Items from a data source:

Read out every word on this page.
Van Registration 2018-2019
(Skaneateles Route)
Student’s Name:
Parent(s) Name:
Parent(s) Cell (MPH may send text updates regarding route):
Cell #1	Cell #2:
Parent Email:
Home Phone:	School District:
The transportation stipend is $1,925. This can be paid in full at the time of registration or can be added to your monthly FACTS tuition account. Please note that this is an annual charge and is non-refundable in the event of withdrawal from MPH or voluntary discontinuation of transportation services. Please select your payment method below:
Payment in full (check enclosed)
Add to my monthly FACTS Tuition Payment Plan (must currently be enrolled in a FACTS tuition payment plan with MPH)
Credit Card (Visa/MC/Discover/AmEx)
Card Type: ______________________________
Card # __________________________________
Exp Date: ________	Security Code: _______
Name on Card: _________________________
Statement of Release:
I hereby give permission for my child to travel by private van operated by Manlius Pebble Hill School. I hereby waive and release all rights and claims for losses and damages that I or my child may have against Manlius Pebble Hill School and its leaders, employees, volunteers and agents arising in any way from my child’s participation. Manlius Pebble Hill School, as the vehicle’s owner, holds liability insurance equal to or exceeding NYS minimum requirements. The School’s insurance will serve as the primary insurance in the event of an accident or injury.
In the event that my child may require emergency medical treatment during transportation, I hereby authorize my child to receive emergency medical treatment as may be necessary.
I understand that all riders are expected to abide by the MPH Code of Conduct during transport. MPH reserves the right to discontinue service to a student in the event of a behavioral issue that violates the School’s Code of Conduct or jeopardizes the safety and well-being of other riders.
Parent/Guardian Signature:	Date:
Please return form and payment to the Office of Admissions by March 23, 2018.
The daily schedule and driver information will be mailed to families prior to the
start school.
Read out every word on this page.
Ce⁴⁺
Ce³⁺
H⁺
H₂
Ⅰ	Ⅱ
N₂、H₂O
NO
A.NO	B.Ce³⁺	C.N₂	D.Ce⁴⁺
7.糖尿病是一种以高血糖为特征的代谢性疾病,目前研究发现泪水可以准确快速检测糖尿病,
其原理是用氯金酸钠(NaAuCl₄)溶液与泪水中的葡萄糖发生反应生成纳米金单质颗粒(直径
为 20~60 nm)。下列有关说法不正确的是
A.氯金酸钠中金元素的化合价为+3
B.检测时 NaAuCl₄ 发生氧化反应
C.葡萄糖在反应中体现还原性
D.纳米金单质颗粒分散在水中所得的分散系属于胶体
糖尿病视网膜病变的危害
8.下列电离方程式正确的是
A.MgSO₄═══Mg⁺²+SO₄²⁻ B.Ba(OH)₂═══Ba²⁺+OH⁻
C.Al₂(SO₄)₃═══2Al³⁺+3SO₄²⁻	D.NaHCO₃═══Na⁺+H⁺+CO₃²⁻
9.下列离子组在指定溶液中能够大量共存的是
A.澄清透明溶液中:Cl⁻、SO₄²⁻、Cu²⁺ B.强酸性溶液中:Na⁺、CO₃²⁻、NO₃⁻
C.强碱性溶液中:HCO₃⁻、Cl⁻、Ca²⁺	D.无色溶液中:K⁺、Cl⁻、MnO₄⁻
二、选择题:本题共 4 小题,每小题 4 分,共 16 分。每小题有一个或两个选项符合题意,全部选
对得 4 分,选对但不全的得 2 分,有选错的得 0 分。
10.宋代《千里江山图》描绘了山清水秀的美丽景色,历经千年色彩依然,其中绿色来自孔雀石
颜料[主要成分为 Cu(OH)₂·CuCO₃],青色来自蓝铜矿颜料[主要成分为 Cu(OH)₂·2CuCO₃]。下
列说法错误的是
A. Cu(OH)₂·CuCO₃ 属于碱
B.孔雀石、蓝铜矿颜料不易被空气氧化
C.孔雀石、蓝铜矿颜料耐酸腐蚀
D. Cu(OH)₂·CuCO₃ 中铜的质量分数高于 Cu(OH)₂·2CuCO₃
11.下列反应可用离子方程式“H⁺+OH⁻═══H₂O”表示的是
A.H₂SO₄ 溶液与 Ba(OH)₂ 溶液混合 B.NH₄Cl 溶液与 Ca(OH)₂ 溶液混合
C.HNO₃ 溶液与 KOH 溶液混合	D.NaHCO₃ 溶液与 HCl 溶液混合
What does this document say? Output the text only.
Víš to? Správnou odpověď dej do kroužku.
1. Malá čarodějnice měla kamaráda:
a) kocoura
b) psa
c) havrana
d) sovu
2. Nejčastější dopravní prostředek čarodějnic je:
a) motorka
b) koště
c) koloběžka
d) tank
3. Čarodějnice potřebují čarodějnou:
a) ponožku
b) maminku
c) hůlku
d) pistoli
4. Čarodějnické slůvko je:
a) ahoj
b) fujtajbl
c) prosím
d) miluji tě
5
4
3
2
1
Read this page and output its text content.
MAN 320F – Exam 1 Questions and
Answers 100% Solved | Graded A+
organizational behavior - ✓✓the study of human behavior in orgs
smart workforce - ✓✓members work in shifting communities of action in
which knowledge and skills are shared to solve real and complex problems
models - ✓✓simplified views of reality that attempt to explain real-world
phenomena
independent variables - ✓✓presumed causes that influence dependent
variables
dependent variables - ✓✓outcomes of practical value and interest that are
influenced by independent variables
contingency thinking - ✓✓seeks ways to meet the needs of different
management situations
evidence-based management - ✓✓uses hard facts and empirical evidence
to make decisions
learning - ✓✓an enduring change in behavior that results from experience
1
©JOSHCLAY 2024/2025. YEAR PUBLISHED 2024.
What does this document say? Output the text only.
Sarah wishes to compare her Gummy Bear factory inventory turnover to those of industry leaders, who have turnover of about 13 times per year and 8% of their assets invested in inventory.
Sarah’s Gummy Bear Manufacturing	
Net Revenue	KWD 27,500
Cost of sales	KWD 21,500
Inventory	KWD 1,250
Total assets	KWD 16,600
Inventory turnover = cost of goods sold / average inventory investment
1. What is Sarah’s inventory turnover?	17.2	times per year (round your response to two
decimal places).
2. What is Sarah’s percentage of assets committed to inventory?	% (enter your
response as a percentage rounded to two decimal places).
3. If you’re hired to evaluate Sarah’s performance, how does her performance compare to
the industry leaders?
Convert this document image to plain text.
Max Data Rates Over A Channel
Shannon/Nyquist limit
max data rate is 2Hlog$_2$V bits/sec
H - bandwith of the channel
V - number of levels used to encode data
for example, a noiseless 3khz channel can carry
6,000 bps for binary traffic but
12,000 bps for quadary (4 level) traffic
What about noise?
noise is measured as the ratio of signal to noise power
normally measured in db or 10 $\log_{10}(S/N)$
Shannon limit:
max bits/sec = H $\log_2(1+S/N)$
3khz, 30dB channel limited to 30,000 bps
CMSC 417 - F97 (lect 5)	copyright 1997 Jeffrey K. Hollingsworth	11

## YOUR INSTRUCTIONS
Filter the records above for lines containing the word "Card", and copy those lines.

## EXERCISE OUTPUT
Credit Card (Visa/MC/Discover/AmEx)
Card Type: ______________________________
Card # __________________________________
Name on Card: _________________________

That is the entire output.